- [Given passage]
◆ ◆ ◆

A current example is the development of the first model, which aims to integrate metabolism and gene expression (ME-Models) for E. coli [35, 36]. ME-Models extend the prediction capabilities of the traditional metabolic models (M-models), allowing, for instance, the assessment of the metabolic burden observed in cells expressing large engineered pathways. Thus, with ME-Models, engineering strategies to overcome the metabolic burden can be better explored. With the addition of further details and the refining of the ME-Models [37], the dimension of the stoichiometric matrix grows to a computationally challenging magnitude. The great scope of the ME-Models encompasses not only their tractability but also their analysis of the simulation results. As an alternative to these detailed models, a mechanistic ODE-model (compartment model) that describes transcription and translation [38, 39] of gene pools can be coupled with a metabolic model. The application of such a compartment model that describes the relationship between growth rate and the content of RNA, DNA, and bulk protein, and additionally accounts for the amount of free and bounded ribosomes, improves the prediction capabilities of the extended model while keeping it tractable.

3 Methods

Here, we propose a five-step Metabolic Engineering strategy to achieve the optimal production of a target molecule in a selected host microorganism. Figure 3 summarizes the main phases of the strategy and shows the associated chapters, in which each step is explained in detail.

◆ ◆ ◆

- [Excerpted records]
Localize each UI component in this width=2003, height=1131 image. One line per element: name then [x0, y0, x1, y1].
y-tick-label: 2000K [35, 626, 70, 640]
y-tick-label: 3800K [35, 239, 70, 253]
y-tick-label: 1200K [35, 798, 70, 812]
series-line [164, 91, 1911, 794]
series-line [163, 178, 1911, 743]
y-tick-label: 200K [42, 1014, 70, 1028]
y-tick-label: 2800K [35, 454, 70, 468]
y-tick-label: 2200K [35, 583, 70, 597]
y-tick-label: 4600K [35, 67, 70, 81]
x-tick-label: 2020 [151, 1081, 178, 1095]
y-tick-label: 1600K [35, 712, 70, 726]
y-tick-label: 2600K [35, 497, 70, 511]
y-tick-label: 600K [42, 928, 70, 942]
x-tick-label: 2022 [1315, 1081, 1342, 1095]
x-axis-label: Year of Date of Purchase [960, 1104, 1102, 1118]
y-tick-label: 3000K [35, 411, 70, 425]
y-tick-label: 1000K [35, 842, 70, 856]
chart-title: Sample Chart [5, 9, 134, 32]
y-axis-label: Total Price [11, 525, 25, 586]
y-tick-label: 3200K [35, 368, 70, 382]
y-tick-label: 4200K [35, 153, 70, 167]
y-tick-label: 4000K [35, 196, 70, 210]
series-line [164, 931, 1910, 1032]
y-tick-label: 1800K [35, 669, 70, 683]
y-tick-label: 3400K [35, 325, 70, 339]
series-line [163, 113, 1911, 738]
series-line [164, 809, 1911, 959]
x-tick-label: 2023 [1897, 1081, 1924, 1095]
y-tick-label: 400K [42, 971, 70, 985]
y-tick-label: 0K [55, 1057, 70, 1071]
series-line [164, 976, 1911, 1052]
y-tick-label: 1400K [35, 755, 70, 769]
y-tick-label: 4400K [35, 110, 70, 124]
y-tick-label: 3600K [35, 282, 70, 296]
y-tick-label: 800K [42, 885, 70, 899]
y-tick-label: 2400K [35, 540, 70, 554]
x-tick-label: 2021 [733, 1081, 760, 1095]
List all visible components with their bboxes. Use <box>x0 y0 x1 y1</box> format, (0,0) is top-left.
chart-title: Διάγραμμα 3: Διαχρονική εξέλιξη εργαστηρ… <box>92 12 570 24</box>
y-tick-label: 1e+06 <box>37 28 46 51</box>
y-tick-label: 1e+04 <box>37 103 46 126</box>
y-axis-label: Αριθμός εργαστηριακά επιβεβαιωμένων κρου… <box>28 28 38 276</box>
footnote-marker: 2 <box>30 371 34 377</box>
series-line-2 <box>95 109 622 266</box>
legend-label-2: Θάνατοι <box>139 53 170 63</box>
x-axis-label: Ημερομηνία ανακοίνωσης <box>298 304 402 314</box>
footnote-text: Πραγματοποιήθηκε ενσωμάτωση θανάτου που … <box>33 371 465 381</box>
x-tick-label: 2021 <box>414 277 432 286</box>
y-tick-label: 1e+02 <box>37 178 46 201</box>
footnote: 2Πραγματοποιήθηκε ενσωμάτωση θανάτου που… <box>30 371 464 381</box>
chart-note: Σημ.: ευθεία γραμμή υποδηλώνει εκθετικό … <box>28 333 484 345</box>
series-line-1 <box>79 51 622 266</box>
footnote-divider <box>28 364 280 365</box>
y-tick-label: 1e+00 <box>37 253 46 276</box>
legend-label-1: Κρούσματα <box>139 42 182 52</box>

◆ ◆ ◆

- [Work instruction]
Decide whether each statement below agrees with the passage on metabolic models, answering yes or no and quoting the words of the passage that settle it. 1. The ME-Models described were developed for E. coli. 2. Adding further details to the ME-Models makes their stoichiometric matrix smaller. 3. The proposed Metabolic Engineering strategy has five steps.

- [Written response]
1. Yes: "integrate metabolism and gene expression (ME-Models) for E. coli"
2. No: "the dimension of the stoichiometric matrix grows to a computationally challenging magnitude"
3. Yes: "we propose a five-step Metabolic Engineering strategy"